— start —

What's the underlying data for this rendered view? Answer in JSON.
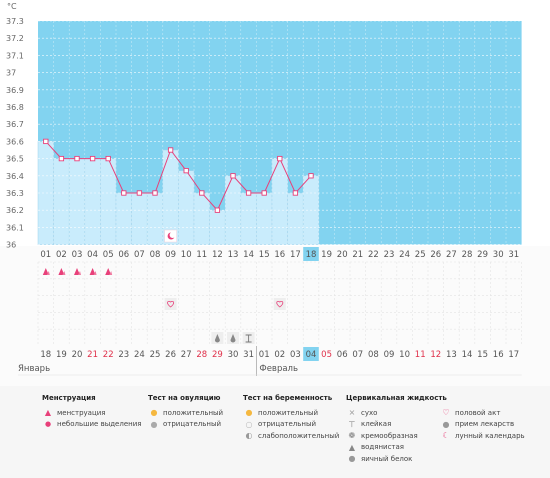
{
  "chart_data": {
    "type": "line",
    "ylabel": "°C",
    "y_ticks": [
      "37.3",
      "37.2",
      "37.1",
      "37",
      "36.9",
      "36.8",
      "36.7",
      "36.6",
      "36.5",
      "36.4",
      "36.3",
      "36.2",
      "36.1",
      "36"
    ],
    "ylim": [
      36.0,
      37.3
    ],
    "x": [
      "01",
      "02",
      "03",
      "04",
      "05",
      "06",
      "07",
      "08",
      "09",
      "10",
      "11",
      "12",
      "13",
      "14",
      "15",
      "16",
      "17",
      "18",
      "19",
      "20",
      "21",
      "22",
      "23",
      "24",
      "25",
      "26",
      "27",
      "28",
      "29",
      "30",
      "31"
    ],
    "temperatures": [
      36.6,
      36.5,
      36.5,
      36.5,
      36.5,
      36.3,
      36.3,
      36.3,
      36.55,
      36.43,
      36.3,
      36.2,
      36.4,
      36.3,
      36.3,
      36.5,
      36.3,
      36.4
    ],
    "highlight_day": "18",
    "grid": true,
    "line_color": "#e8407a",
    "bar_color": "#c9ecfc",
    "bg_color": "#82d3f0"
  },
  "calendar": {
    "top_days": [
      "01",
      "02",
      "03",
      "04",
      "05",
      "06",
      "07",
      "08",
      "09",
      "10",
      "11",
      "12",
      "13",
      "14",
      "15",
      "16",
      "17",
      "18",
      "19",
      "20",
      "21",
      "22",
      "23",
      "24",
      "25",
      "26",
      "27",
      "28",
      "29",
      "30",
      "31"
    ],
    "bottom_days": [
      {
        "d": "18",
        "red": false
      },
      {
        "d": "19",
        "red": false
      },
      {
        "d": "20",
        "red": false
      },
      {
        "d": "21",
        "red": true
      },
      {
        "d": "22",
        "red": true
      },
      {
        "d": "23",
        "red": false
      },
      {
        "d": "24",
        "red": false
      },
      {
        "d": "25",
        "red": false
      },
      {
        "d": "26",
        "red": false
      },
      {
        "d": "27",
        "red": false
      },
      {
        "d": "28",
        "red": true
      },
      {
        "d": "29",
        "red": true
      },
      {
        "d": "30",
        "red": false
      },
      {
        "d": "31",
        "red": false
      },
      {
        "d": "01",
        "red": false
      },
      {
        "d": "02",
        "red": false
      },
      {
        "d": "03",
        "red": false
      },
      {
        "d": "04",
        "red": false
      },
      {
        "d": "05",
        "red": true
      },
      {
        "d": "06",
        "red": false
      },
      {
        "d": "07",
        "red": false
      },
      {
        "d": "08",
        "red": false
      },
      {
        "d": "09",
        "red": false
      },
      {
        "d": "10",
        "red": false
      },
      {
        "d": "11",
        "red": true
      },
      {
        "d": "12",
        "red": true
      },
      {
        "d": "13",
        "red": false
      },
      {
        "d": "14",
        "red": false
      },
      {
        "d": "15",
        "red": false
      },
      {
        "d": "16",
        "red": false
      },
      {
        "d": "17",
        "red": false
      }
    ],
    "month_left": "Январь",
    "month_right": "Февраль"
  },
  "legend": {
    "menstruation": {
      "title": "Менструация",
      "items": [
        {
          "icon": "menstruation-icon",
          "label": "менструация"
        },
        {
          "icon": "drop-icon",
          "label": "небольшие выделения"
        }
      ]
    },
    "ovulation": {
      "title": "Тест на овуляцию",
      "items": [
        {
          "icon": "positive-icon",
          "label": "положительный"
        },
        {
          "icon": "negative-icon",
          "label": "отрицательный"
        }
      ]
    },
    "pregnancy": {
      "title": "Тест на беременность",
      "items": [
        {
          "icon": "positive-icon",
          "label": "положительный"
        },
        {
          "icon": "negative-icon",
          "label": "отрицательный"
        },
        {
          "icon": "weak-positive-icon",
          "label": "слабоположительный"
        }
      ]
    },
    "cervical": {
      "title": "Цервикальная жидкость",
      "items": [
        {
          "icon": "dry-icon",
          "label": "сухо"
        },
        {
          "icon": "sticky-icon",
          "label": "клейкая"
        },
        {
          "icon": "creamy-icon",
          "label": "кремообразная"
        },
        {
          "icon": "watery-icon",
          "label": "водянистая"
        },
        {
          "icon": "egg-white-icon",
          "label": "яичный белок"
        }
      ]
    },
    "other": {
      "items": [
        {
          "icon": "heart-icon",
          "label": "половой акт"
        },
        {
          "icon": "pill-icon",
          "label": "прием лекарств"
        },
        {
          "icon": "moon-icon",
          "label": "лунный календарь"
        }
      ]
    }
  }
}
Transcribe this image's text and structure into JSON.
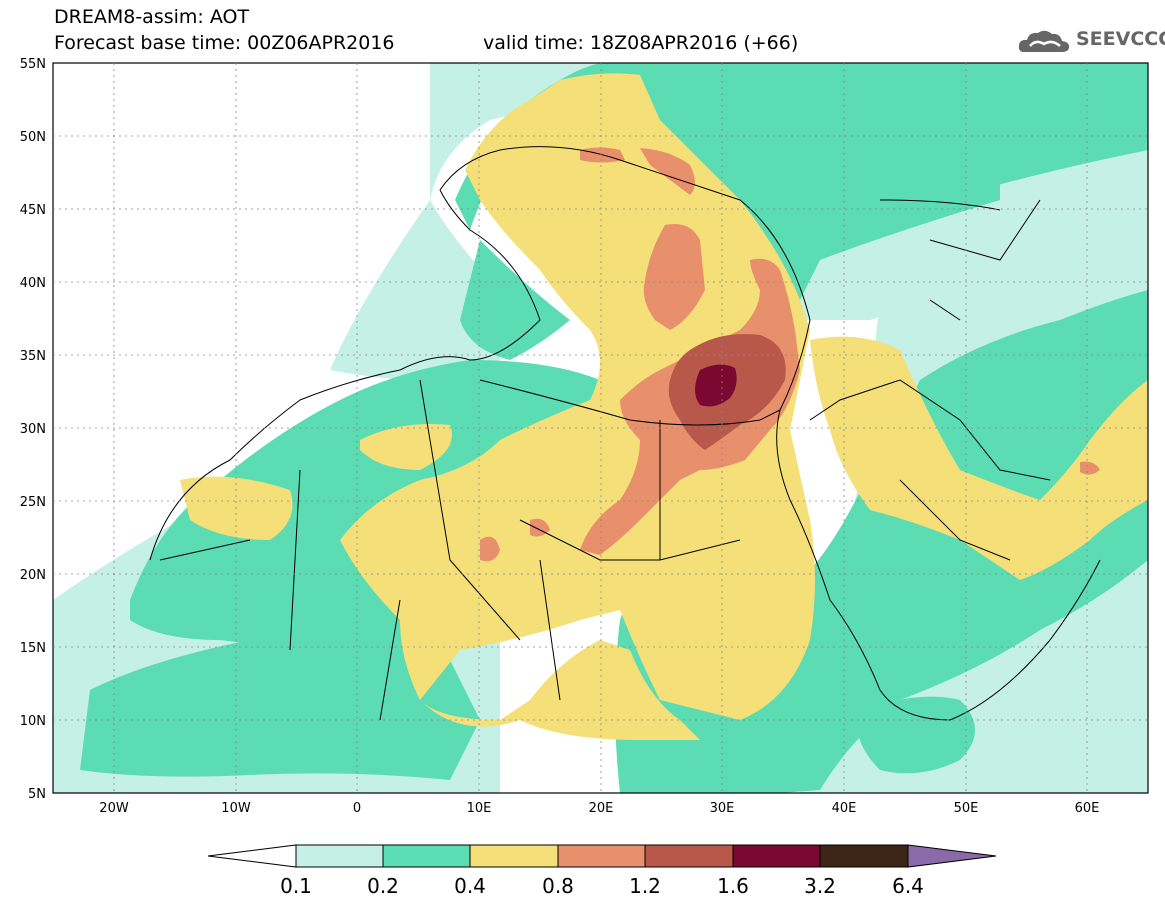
{
  "header": {
    "title": "DREAM8-assim: AOT",
    "base_time": "Forecast base time: 00Z06APR2016",
    "valid_time": "valid time: 18Z08APR2016 (+66)"
  },
  "logo": {
    "text": "SEEVCCC",
    "icon": "cloud-icon"
  },
  "map": {
    "lat_ticks": [
      "55N",
      "50N",
      "45N",
      "40N",
      "35N",
      "30N",
      "25N",
      "20N",
      "15N",
      "10N",
      "5N"
    ],
    "lon_ticks": [
      "20W",
      "10W",
      "0",
      "10E",
      "20E",
      "30E",
      "40E",
      "50E",
      "60E"
    ],
    "lat_range": [
      5,
      55
    ],
    "lon_range": [
      -25,
      65
    ]
  },
  "colorbar": {
    "labels": [
      "0.1",
      "0.2",
      "0.4",
      "0.8",
      "1.2",
      "1.6",
      "3.2",
      "6.4"
    ],
    "colors": [
      "#ffffff",
      "#c4f0e6",
      "#5cdcb2",
      "#f5df78",
      "#e8906c",
      "#b8584a",
      "#7a0830",
      "#3c2516",
      "#8a6aa8"
    ]
  },
  "levels": {
    "c1": "#c4f0e6",
    "c2": "#5cdcb2",
    "c3": "#f5df78",
    "c4": "#e8906c",
    "c5": "#b8584a",
    "c6": "#7a0830"
  }
}
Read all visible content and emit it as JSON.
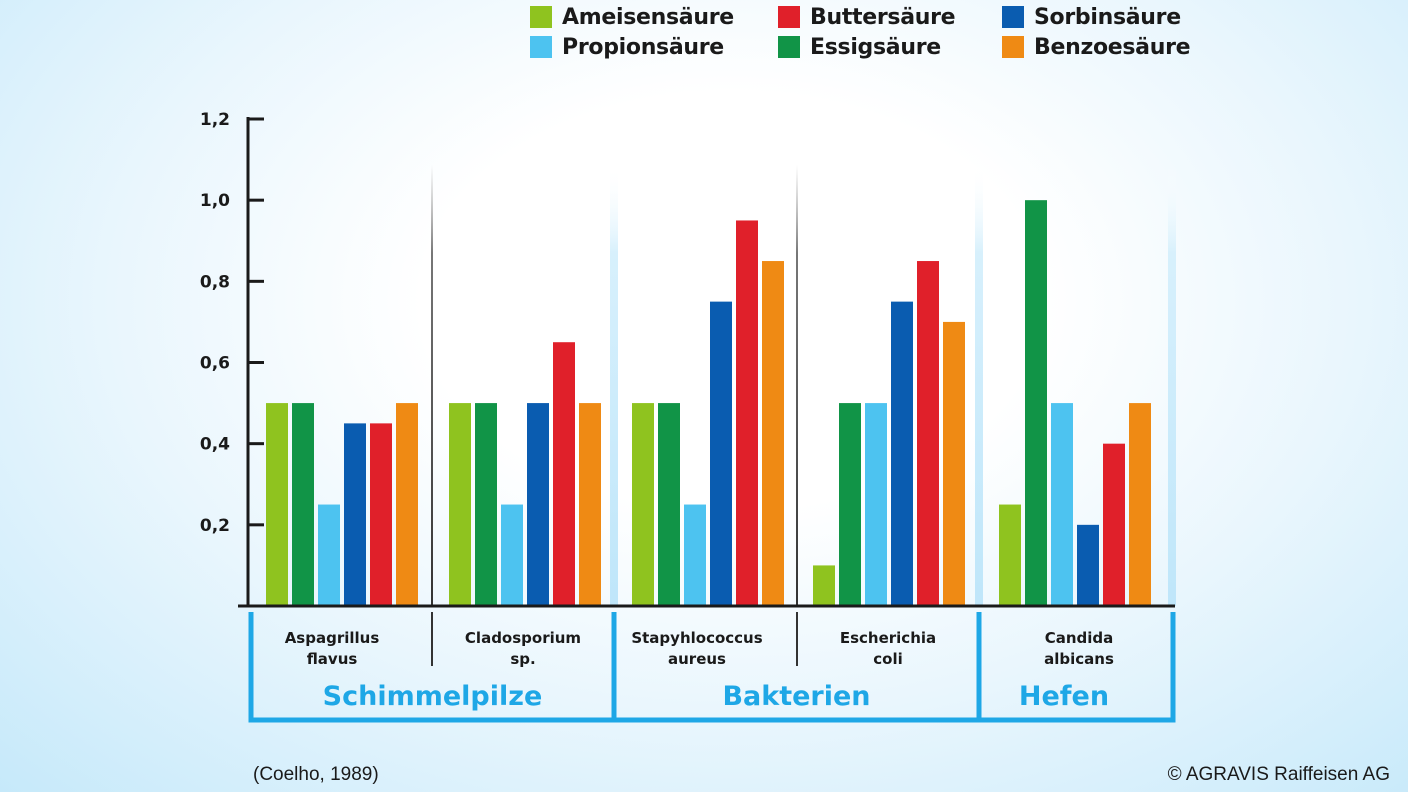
{
  "chart_data": {
    "type": "bar",
    "title": "",
    "xlabel": "",
    "ylabel": "",
    "ylim": [
      0,
      1.2
    ],
    "yticks": [
      "0,2",
      "0,4",
      "0,6",
      "0,8",
      "1,0",
      "1,2"
    ],
    "categories": [
      [
        "Aspagrillus",
        "flavus"
      ],
      [
        "Cladosporium",
        "sp."
      ],
      [
        "Stapyhlococcus",
        "aureus"
      ],
      [
        "Escherichia",
        "coli"
      ],
      [
        "Candida",
        "albicans"
      ]
    ],
    "groups": [
      {
        "label": "Schimmelpilze",
        "from": 0,
        "to": 1
      },
      {
        "label": "Bakterien",
        "from": 2,
        "to": 3
      },
      {
        "label": "Hefen",
        "from": 4,
        "to": 4
      }
    ],
    "series": [
      {
        "name": "Ameisensäure",
        "color": "#8fc31f",
        "values": [
          0.5,
          0.5,
          0.5,
          0.1,
          0.25
        ]
      },
      {
        "name": "Essigsäure",
        "color": "#119447",
        "values": [
          0.5,
          0.5,
          0.5,
          0.5,
          1.0
        ]
      },
      {
        "name": "Propionsäure",
        "color": "#4dc3f0",
        "values": [
          0.25,
          0.25,
          0.25,
          0.5,
          0.5
        ]
      },
      {
        "name": "Sorbinsäure",
        "color": "#0a5cb0",
        "values": [
          0.45,
          0.5,
          0.75,
          0.75,
          0.2
        ]
      },
      {
        "name": "Buttersäure",
        "color": "#e0202a",
        "values": [
          0.45,
          0.65,
          0.95,
          0.85,
          0.4
        ]
      },
      {
        "name": "Benzoesäure",
        "color": "#ef8a14",
        "values": [
          0.5,
          0.5,
          0.85,
          0.7,
          0.5
        ]
      }
    ],
    "legend_order": [
      "Ameisensäure",
      "Buttersäure",
      "Sorbinsäure",
      "Propionsäure",
      "Essigsäure",
      "Benzoesäure"
    ],
    "legend_position": "top",
    "grid": false
  },
  "source": "(Coelho, 1989)",
  "copyright": "© AGRAVIS Raiffeisen AG"
}
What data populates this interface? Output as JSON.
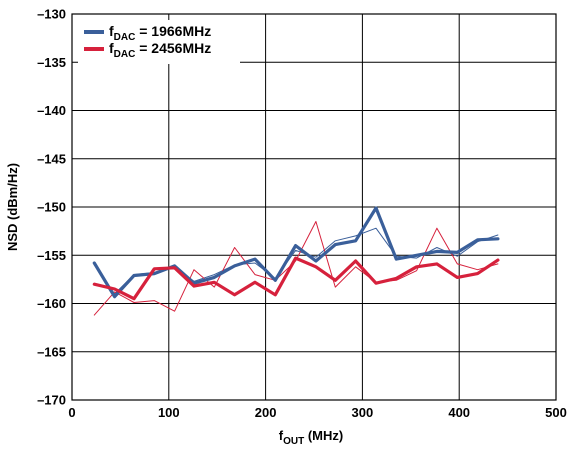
{
  "chart_data": {
    "type": "line",
    "title": "",
    "xlabel": {
      "main": "f",
      "sub": "OUT",
      "rest": " (MHz)"
    },
    "ylabel": "NSD (dBm/Hz)",
    "xlim": [
      0,
      500
    ],
    "ylim": [
      -170,
      -130
    ],
    "x_ticks": [
      0,
      100,
      200,
      300,
      400,
      500
    ],
    "y_ticks": [
      -130,
      -135,
      -140,
      -145,
      -150,
      -155,
      -160,
      -165,
      -170
    ],
    "x_tick_labels": [
      "0",
      "100",
      "200",
      "300",
      "400",
      "500"
    ],
    "y_tick_labels": [
      "–130",
      "–135",
      "–140",
      "–145",
      "–150",
      "–155",
      "–160",
      "–165",
      "–170"
    ],
    "grid": true,
    "legend_position": "top-left",
    "x": [
      23,
      44,
      64,
      85,
      106,
      126,
      147,
      168,
      189,
      210,
      231,
      252,
      272,
      293,
      314,
      335,
      356,
      377,
      398,
      419,
      440
    ],
    "series": [
      {
        "legend_main": "f",
        "legend_sub": "DAC",
        "legend_rest": " = 1966MHz",
        "color": "#3a5f9a",
        "width": 3.2,
        "in_legend": true,
        "values": [
          -155.8,
          -159.3,
          -157.1,
          -156.9,
          -156.1,
          -157.9,
          -157.3,
          -156.1,
          -155.4,
          -157.6,
          -154.0,
          -155.6,
          -153.9,
          -153.5,
          -150.1,
          -155.4,
          -155.0,
          -154.6,
          -154.7,
          -153.4,
          -153.3
        ]
      },
      {
        "legend_main": "f",
        "legend_sub": "DAC",
        "legend_rest": " = 1966MHz (thin)",
        "color": "#3a5f9a",
        "width": 1.0,
        "in_legend": false,
        "values": [
          -156.0,
          -159.0,
          -157.0,
          -156.8,
          -156.2,
          -157.7,
          -157.0,
          -156.0,
          -155.8,
          -157.4,
          -154.5,
          -155.2,
          -153.5,
          -153.0,
          -152.2,
          -155.1,
          -155.3,
          -154.2,
          -155.1,
          -153.6,
          -152.9
        ]
      },
      {
        "legend_main": "f",
        "legend_sub": "DAC",
        "legend_rest": " = 2456MHz",
        "color": "#d6213c",
        "width": 3.2,
        "in_legend": true,
        "values": [
          -158.0,
          -158.5,
          -159.5,
          -156.4,
          -156.3,
          -158.2,
          -157.8,
          -159.1,
          -157.8,
          -159.1,
          -155.3,
          -156.2,
          -157.6,
          -155.6,
          -157.9,
          -157.4,
          -156.2,
          -155.9,
          -157.3,
          -156.9,
          -155.5
        ]
      },
      {
        "legend_main": "f",
        "legend_sub": "DAC",
        "legend_rest": " = 2456MHz (thin)",
        "color": "#d6213c",
        "width": 1.0,
        "in_legend": false,
        "values": [
          -161.2,
          -158.8,
          -159.9,
          -159.7,
          -160.8,
          -156.5,
          -158.3,
          -154.2,
          -157.0,
          -157.6,
          -155.6,
          -151.5,
          -158.3,
          -156.2,
          -157.8,
          -157.6,
          -156.6,
          -152.2,
          -155.9,
          -156.5,
          -155.9
        ]
      }
    ]
  }
}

— end —

• Exercise details: Extract lines where the string "thin" occurs.

• Result:
        "legend_rest": " = 1966MHz (thin)",
        "legend_rest": " = 2456MHz (thin)",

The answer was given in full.